■ Written request:
Where the string "sala" occurs in the material below, report the whole line.

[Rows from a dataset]

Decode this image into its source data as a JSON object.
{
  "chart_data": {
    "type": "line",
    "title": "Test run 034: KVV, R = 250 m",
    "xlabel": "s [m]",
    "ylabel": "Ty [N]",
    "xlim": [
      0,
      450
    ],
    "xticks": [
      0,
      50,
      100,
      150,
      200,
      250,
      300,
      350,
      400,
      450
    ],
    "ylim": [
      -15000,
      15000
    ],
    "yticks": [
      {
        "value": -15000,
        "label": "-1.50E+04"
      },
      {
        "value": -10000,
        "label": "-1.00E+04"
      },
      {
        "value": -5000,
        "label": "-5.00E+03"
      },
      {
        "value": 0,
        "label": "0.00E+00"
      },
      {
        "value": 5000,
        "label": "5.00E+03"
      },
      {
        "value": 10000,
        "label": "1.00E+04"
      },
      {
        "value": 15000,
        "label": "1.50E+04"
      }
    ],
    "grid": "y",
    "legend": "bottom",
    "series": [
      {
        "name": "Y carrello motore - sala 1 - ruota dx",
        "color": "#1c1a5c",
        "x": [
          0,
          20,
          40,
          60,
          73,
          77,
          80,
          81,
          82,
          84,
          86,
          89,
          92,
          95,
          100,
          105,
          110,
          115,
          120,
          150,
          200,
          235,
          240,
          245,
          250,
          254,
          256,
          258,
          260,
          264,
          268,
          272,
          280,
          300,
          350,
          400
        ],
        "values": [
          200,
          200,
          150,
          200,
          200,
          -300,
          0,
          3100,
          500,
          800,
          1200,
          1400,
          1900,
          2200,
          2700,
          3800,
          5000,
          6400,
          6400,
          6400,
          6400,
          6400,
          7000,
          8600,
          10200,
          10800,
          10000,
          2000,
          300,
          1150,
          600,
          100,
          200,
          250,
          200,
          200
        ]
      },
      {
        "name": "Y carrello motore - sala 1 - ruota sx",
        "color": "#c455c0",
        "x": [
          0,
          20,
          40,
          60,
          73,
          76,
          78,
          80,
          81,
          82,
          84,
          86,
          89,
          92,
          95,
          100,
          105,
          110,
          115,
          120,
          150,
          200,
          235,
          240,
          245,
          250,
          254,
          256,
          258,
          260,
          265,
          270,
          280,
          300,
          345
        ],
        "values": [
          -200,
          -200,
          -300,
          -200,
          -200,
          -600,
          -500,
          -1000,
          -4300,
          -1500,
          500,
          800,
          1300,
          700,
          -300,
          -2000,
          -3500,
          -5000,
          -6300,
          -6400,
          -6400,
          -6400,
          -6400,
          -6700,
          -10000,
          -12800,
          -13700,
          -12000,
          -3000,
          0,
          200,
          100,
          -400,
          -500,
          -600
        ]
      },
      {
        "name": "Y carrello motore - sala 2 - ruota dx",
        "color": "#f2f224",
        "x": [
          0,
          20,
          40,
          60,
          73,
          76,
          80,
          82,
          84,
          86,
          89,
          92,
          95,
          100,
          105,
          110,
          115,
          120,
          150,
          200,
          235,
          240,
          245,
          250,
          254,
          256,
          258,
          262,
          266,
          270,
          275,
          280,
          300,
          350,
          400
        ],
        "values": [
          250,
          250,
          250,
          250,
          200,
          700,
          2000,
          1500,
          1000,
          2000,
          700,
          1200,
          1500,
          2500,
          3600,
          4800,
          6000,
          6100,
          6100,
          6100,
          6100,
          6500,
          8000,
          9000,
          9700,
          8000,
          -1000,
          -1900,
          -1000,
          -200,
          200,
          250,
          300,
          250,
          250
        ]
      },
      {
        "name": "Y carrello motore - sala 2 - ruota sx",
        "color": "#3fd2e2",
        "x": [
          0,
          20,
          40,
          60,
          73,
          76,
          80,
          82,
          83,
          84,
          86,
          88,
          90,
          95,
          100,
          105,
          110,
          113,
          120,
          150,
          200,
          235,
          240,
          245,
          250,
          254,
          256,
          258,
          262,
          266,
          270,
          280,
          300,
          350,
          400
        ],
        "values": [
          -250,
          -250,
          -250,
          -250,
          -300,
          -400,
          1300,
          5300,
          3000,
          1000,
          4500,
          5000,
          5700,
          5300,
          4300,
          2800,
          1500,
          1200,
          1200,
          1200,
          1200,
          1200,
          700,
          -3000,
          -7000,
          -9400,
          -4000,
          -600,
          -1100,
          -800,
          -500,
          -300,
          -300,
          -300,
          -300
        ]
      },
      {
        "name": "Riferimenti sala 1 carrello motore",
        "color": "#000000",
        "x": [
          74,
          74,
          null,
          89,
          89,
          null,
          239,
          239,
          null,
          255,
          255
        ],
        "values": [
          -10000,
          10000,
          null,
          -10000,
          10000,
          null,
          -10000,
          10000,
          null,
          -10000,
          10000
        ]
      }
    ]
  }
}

■ Answer below:
        "name": "Y carrello motore - sala 1 - ruota dx",
        "name": "Y carrello motore - sala 1 - ruota sx",
        "name": "Y carrello motore - sala 2 - ruota dx",
        "name": "Y carrello motore - sala 2 - ruota sx",
        "name": "Riferimenti sala 1 carrello motore",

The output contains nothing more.